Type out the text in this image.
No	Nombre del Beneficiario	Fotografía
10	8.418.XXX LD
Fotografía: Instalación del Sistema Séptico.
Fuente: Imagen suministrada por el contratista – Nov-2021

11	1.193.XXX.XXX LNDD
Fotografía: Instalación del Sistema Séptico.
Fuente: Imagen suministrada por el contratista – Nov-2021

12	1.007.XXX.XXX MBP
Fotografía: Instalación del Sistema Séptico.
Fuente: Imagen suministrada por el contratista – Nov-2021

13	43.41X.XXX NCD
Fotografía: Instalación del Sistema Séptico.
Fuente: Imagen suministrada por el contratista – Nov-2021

####################

§ Task brief:
Write every record out again, unaltered.

§ Solution to this task:
Type out the text in this image.
No	Nombre del Beneficiario	Fotografía
10	8.418.XXX LD
Fotografía: Instalación del Sistema Séptico.
Fuente: Imagen suministrada por el contratista – Nov-2021

11	1.193.XXX.XXX LNDD
Fotografía: Instalación del Sistema Séptico.
Fuente: Imagen suministrada por el contratista – Nov-2021

12	1.007.XXX.XXX MBP
Fotografía: Instalación del Sistema Séptico.
Fuente: Imagen suministrada por el contratista – Nov-2021

13	43.41X.XXX NCD
Fotografía: Instalación del Sistema Séptico.
Fuente: Imagen suministrada por el contratista – Nov-2021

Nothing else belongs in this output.